Your instructions: Go through the material below and copy all lines with "Gives".

[start]

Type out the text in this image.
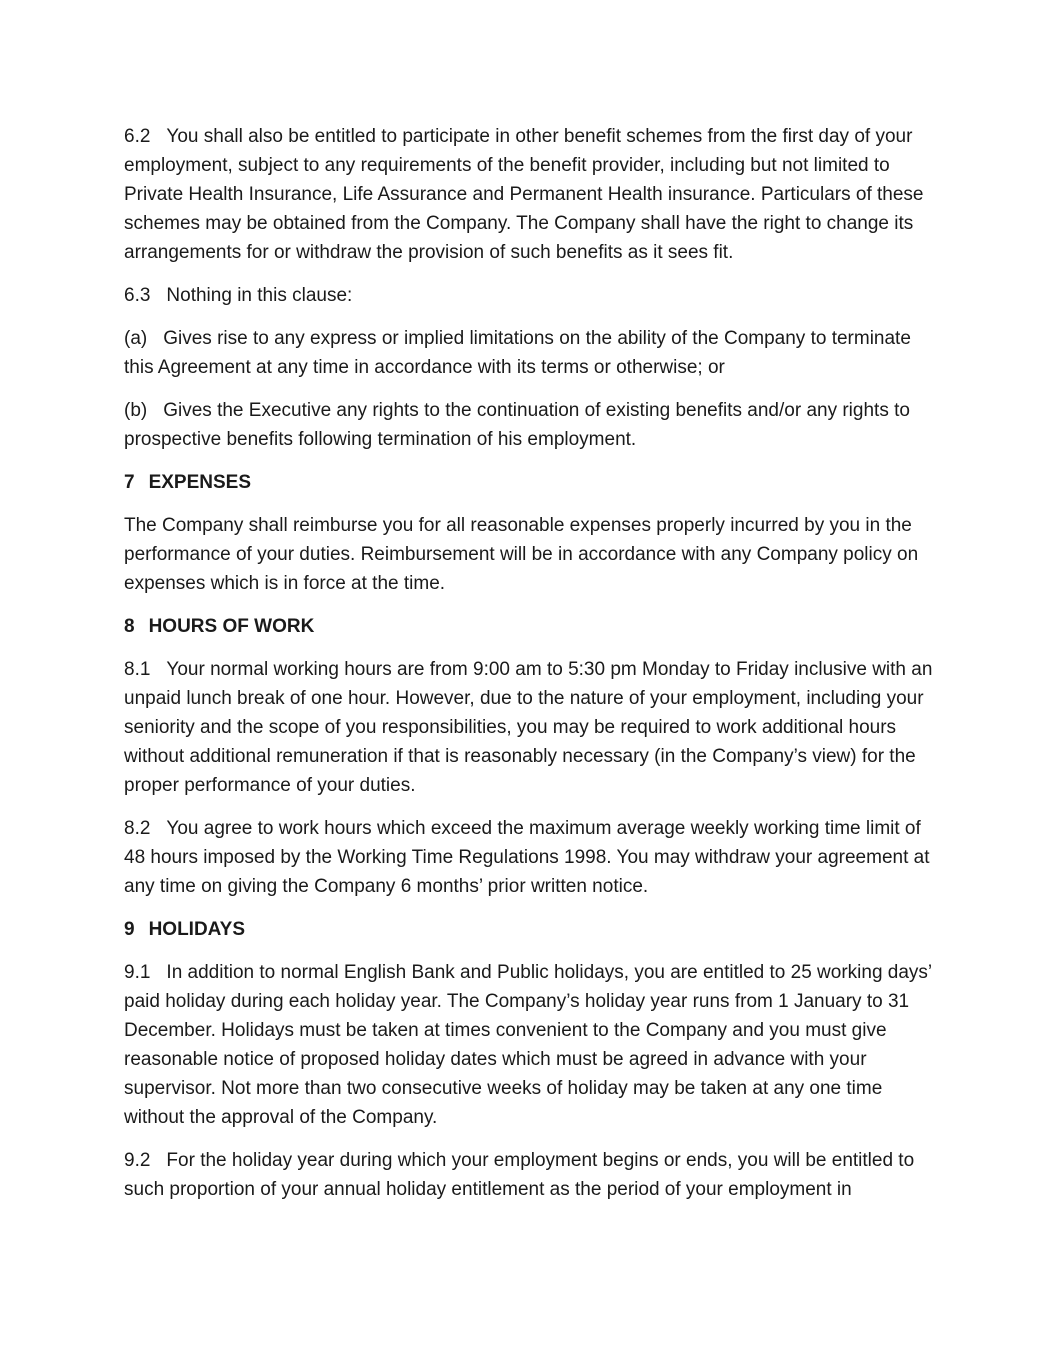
6.2 You shall also be entitled to participate in other benefit schemes from the first day of your employment, subject to any requirements of the benefit provider, including but not limited to Private Health Insurance, Life Assurance and Permanent Health insurance. Particulars of these schemes may be obtained from the Company. The Company shall have the right to change its arrangements for or withdraw the provision of such benefits as it sees fit.

6.3 Nothing in this clause:

(a) Gives rise to any express or implied limitations on the ability of the Company to terminate this Agreement at any time in accordance with its terms or otherwise; or

(b) Gives the Executive any rights to the continuation of existing benefits and/or any rights to prospective benefits following termination of his employment.

7 EXPENSES

The Company shall reimburse you for all reasonable expenses properly incurred by you in the performance of your duties. Reimbursement will be in accordance with any Company policy on expenses which is in force at the time.

8 HOURS OF WORK

8.1 Your normal working hours are from 9:00 am to 5:30 pm Monday to Friday inclusive with an unpaid lunch break of one hour. However, due to the nature of your employment, including your seniority and the scope of you responsibilities, you may be required to work additional hours without additional remuneration if that is reasonably necessary (in the Company’s view) for the proper performance of your duties.

8.2 You agree to work hours which exceed the maximum average weekly working time limit of 48 hours imposed by the Working Time Regulations 1998. You may withdraw your agreement at any time on giving the Company 6 months’ prior written notice.

9 HOLIDAYS

9.1 In addition to normal English Bank and Public holidays, you are entitled to 25 working days’ paid holiday during each holiday year. The Company’s holiday year runs from 1 January to 31 December. Holidays must be taken at times convenient to the Company and you must give reasonable notice of proposed holiday dates which must be agreed in advance with your supervisor. Not more than two consecutive weeks of holiday may be taken at any one time without the approval of the Company.

9.2 For the holiday year during which your employment begins or ends, you will be entitled to such proportion of your annual holiday entitlement as the period of your employment in
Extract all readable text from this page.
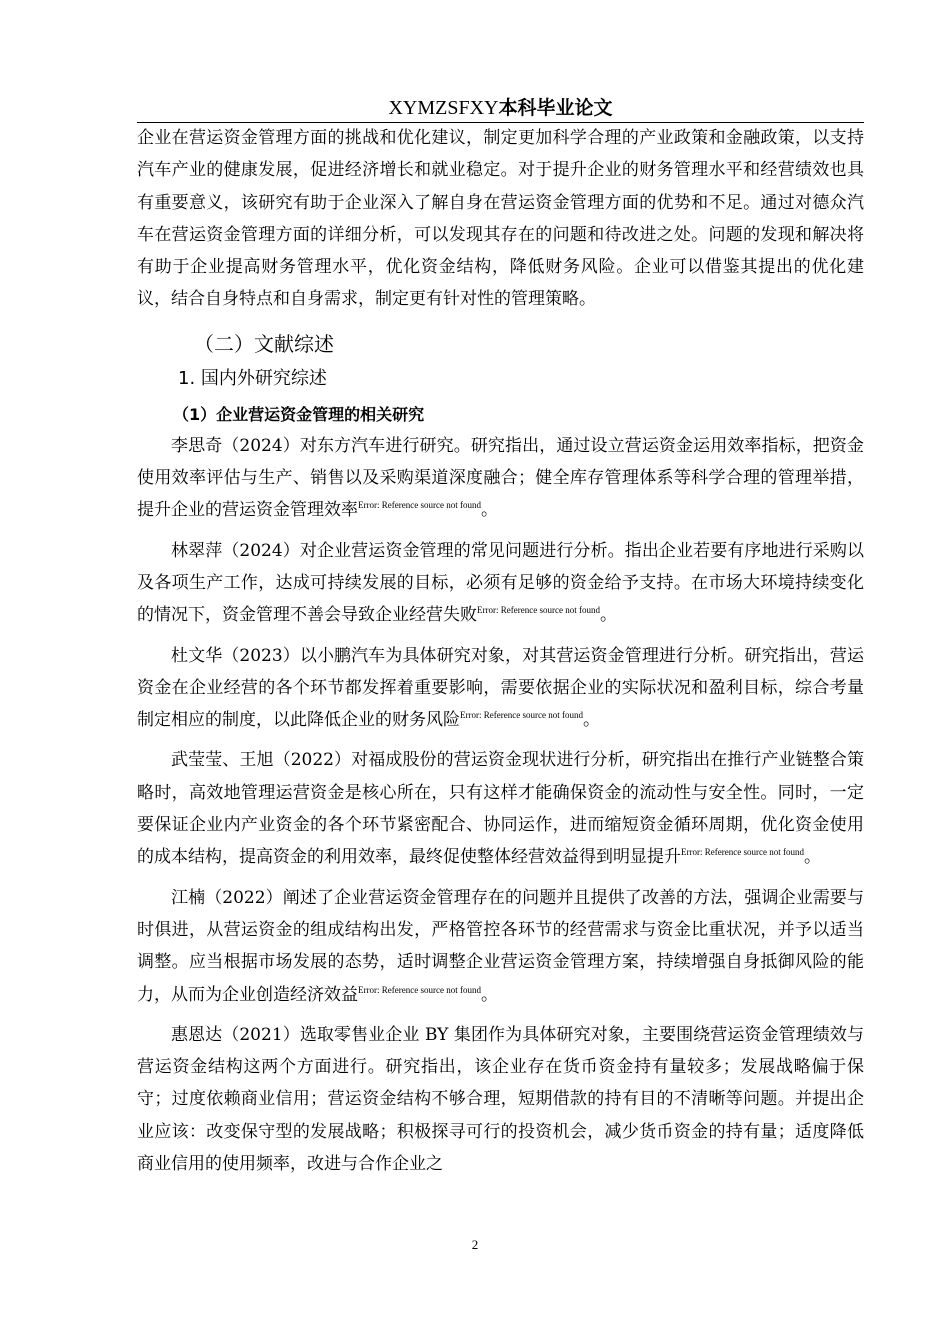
XYMZSFXY本科毕业论文

企业在营运资金管理方面的挑战和优化建议，制定更加科学合理的产业政策和金融政策，以支持汽车产业的健康发展，促进经济增长和就业稳定。对于提升企业的财务管理水平和经营绩效也具有重要意义，该研究有助于企业深入了解自身在营运资金管理方面的优势和不足。通过对德众汽车在营运资金管理方面的详细分析，可以发现其存在的问题和待改进之处。问题的发现和解决将有助于企业提高财务管理水平，优化资金结构，降低财务风险。企业可以借鉴其提出的优化建议，结合自身特点和自身需求，制定更有针对性的管理策略。

（二）文献综述
1. 国内外研究综述
（1）企业营运资金管理的相关研究

李思奇（2024）对东方汽车进行研究。研究指出，通过设立营运资金运用效率指标，把资金使用效率评估与生产、销售以及采购渠道深度融合；健全库存管理体系等科学合理的管理举措，提升企业的营运资金管理效率$^{Error: Reference source not found}$。

林翠萍（2024）对企业营运资金管理的常见问题进行分析。指出企业若要有序地进行采购以及各项生产工作，达成可持续发展的目标，必须有足够的资金给予支持。在市场大环境持续变化的情况下，资金管理不善会导致企业经营失败$^{Error: Reference source not found}$。

杜文华（2023）以小鹏汽车为具体研究对象，对其营运资金管理进行分析。研究指出，营运资金在企业经营的各个环节都发挥着重要影响，需要依据企业的实际状况和盈利目标，综合考量制定相应的制度，以此降低企业的财务风险$^{Error: Reference source not found}$。

武莹莹、王旭（2022）对福成股份的营运资金现状进行分析，研究指出在推行产业链整合策略时，高效地管理运营资金是核心所在，只有这样才能确保资金的流动性与安全性。同时，一定要保证企业内产业资金的各个环节紧密配合、协同运作，进而缩短资金循环周期，优化资金使用的成本结构，提高资金的利用效率，最终促使整体经营效益得到明显提升$^{Error: Reference source not found}$。

江楠（2022）阐述了企业营运资金管理存在的问题并且提供了改善的方法，强调企业需要与时俱进，从营运资金的组成结构出发，严格管控各环节的经营需求与资金比重状况，并予以适当调整。应当根据市场发展的态势，适时调整企业营运资金管理方案，持续增强自身抵御风险的能力，从而为企业创造经济效益$^{Error: Reference source not found}$。

惠恩达（2021）选取零售业企业 BY 集团作为具体研究对象，主要围绕营运资金管理绩效与营运资金结构这两个方面进行。研究指出，该企业存在货币资金持有量较多；发展战略偏于保守；过度依赖商业信用；营运资金结构不够合理，短期借款的持有目的不清晰等问题。并提出企业应该：改变保守型的发展战略；积极探寻可行的投资机会，减少货币资金的持有量；适度降低商业信用的使用频率，改进与合作企业之

2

[end]

The reply:
(a) Gives rise to any express or implied limitations on the ability of the Company to terminate this Agreement at any time in accordance with its terms or otherwise; or
(b) Gives the Executive any rights to the continuation of existing benefits and/or any rights to prospective benefits following termination of his employment.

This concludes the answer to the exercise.